Set task 1: In the abstract on approximate concepts, what describes the amplifier's deviation from linearity?

Passage given:
Should you like your comment to be ported to the BISC mailing list,

please e-mail it to Dr. Nikravesh <nikravesh@cs.berkeley.edu> with cc to

me.

With my warm regards

Lotfi Zadeh

==========================

1-03-02

Crossing into Uncharted Territory — The Concept of Approximate X

Abstract

Lotfi A. Zadeh*

In science — and especially in mathematics — it is a universal practice

to express definitions in a language based on bivalent logic. Thus, if C

is a concept, then under its definition every object, u, is either an

instance of C or it is not, with no shades of gray allowed. This

deep-seated tradition — which is rooted in the principle of the excluded

middle—is in conflict with reality. Furthermore, it rules out the

possibility of graceful degradation, leading to counterintuitive

conclusions in the spirit of the ancient Greek sorites paradox.

In fuzzy logic — in contrast to bivalent logic — everything is, or is

allowed to be, a matter of degree. This is well known, but what is new

is the possibility of employing the recently developed fuzzy-logic-based

language PNL (Precisiated Natural Language) as a concept-definition

language to formulate definitions of concepts of the form “approximate

X,” where X is a crisply defined bivalent-logic-based concept. For

example, if X is the concept of a linear system, then “approximate X”

would be a system that is approximately linear.

The machinery of PNL provides a basis for a far-reaching project aimed

at associating with every — or almost every — crisply defined concept X

a PNL-based definition of “approximate X,” with the understanding that

“approximate X” is a fuzzy concept in the sense that every object x is

associated with the degree to which x fits X, with the degree taking

values in the unit interval or a partially ordered set. A crisp

definition of “approximate X” is not acceptable because it would have

the same problems as the crisp definition of X.

As a simple example, consider the concept of a linear system. Under the

usual definition of linearity, no physical system is linear. On the

other hand, every physical system may be viewed as being approximately

linear to a degree. The question is: How can the degree be defined?

More concretely, assume that I want to get a linear amplifier, A, and

that the deviation from linearity of A is described by the total

harmonic distortion, h, as a function of power output, P. For a given

h(P), then, the degree of linearity may be defined in the language of

fuzzy if-then rules – a language which is a sublanguage of PNL. In

effect, such a definition would associate with h(P) its grade of

membership in the fuzzy set of distortion/power functions which are

acceptable for my purposes. What is important to note is that the

definition would be local, or, equivalently, context-dependent, in the

sense of being tied to a particular application. What we see is that the

standard, crisp, definition of linearity is global (universal,

context-independent, objective), whereas the definition of approximate

linearity is local (context-dependent, subjective). This is a basic

difference between a crisp definition of X and PNL-based definition of

“approximate X.” In effect, the loss of universality is the price which

has to be paid to define a concept, C, in a way that enhances its

rapport with reality.

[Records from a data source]
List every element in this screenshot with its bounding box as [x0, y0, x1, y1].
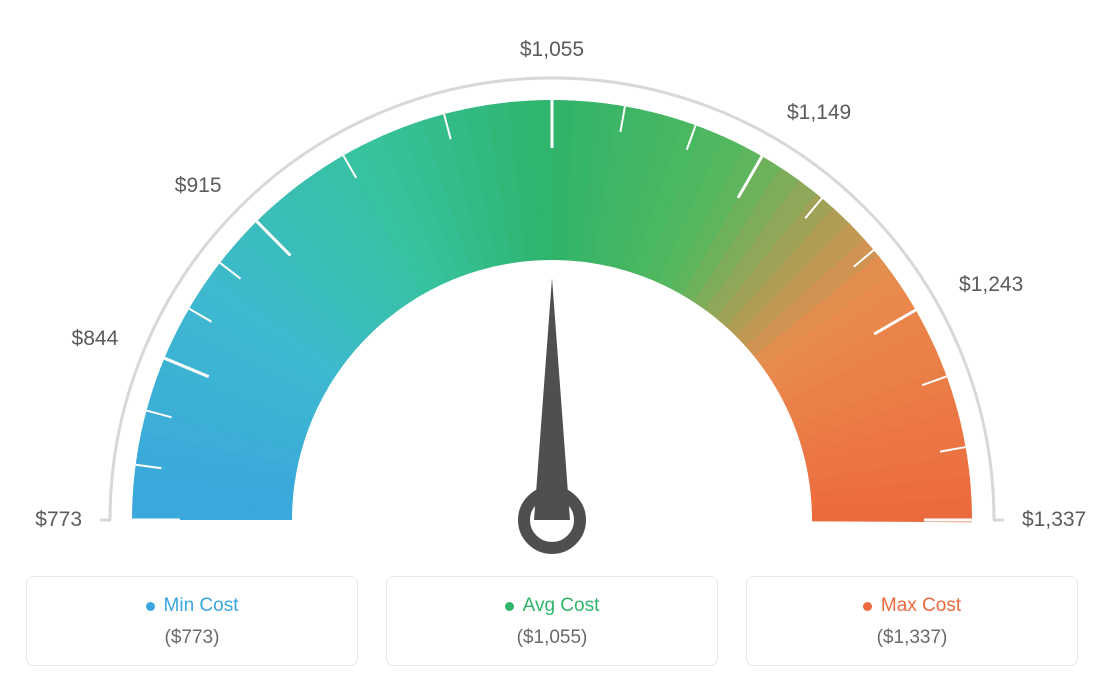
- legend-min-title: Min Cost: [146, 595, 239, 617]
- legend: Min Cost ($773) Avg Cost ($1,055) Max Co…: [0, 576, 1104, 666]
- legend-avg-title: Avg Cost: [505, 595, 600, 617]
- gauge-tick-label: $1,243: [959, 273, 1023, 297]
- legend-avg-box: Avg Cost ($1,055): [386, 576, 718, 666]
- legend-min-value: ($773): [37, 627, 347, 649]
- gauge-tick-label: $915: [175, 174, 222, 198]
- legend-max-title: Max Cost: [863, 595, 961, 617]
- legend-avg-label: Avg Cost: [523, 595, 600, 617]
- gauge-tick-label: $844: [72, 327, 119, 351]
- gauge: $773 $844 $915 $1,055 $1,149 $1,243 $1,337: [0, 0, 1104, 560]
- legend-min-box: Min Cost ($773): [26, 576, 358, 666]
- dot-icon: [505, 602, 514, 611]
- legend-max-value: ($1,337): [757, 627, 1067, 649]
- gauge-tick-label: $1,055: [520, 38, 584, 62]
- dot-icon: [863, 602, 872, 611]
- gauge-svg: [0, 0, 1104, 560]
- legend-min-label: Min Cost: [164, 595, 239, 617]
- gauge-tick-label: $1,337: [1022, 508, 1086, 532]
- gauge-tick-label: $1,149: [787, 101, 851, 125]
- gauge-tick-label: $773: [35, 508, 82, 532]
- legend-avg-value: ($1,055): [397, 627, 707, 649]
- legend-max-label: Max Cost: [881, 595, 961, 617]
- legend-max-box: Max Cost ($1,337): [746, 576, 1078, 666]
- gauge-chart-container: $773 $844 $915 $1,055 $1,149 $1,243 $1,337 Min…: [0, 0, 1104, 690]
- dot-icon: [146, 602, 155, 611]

Set task 2: Reproduce verbatim every line of the records from the one containing "- legend-min-title: Min" down to the one containing "- dot-icon: [505, 602, 514, 611]", both included.

Written reply 1: The total harmonic distortion, h, as a function of power output, P.

Written reply 2:
- legend-min-title: Min Cost: [146, 595, 239, 617]
- legend: Min Cost ($773) Avg Cost ($1,055) Max Co…: [0, 576, 1104, 666]
- legend-avg-title: Avg Cost: [505, 595, 600, 617]
- gauge-tick-label: $1,243: [959, 273, 1023, 297]
- legend-avg-box: Avg Cost ($1,055): [386, 576, 718, 666]
- legend-min-value: ($773): [37, 627, 347, 649]
- gauge-tick-label: $915: [175, 174, 222, 198]
- legend-max-title: Max Cost: [863, 595, 961, 617]
- legend-avg-label: Avg Cost: [523, 595, 600, 617]
- gauge-tick-label: $844: [72, 327, 119, 351]
- gauge: $773 $844 $915 $1,055 $1,149 $1,243 $1,337: [0, 0, 1104, 560]
- legend-min-box: Min Cost ($773): [26, 576, 358, 666]
- dot-icon: [505, 602, 514, 611]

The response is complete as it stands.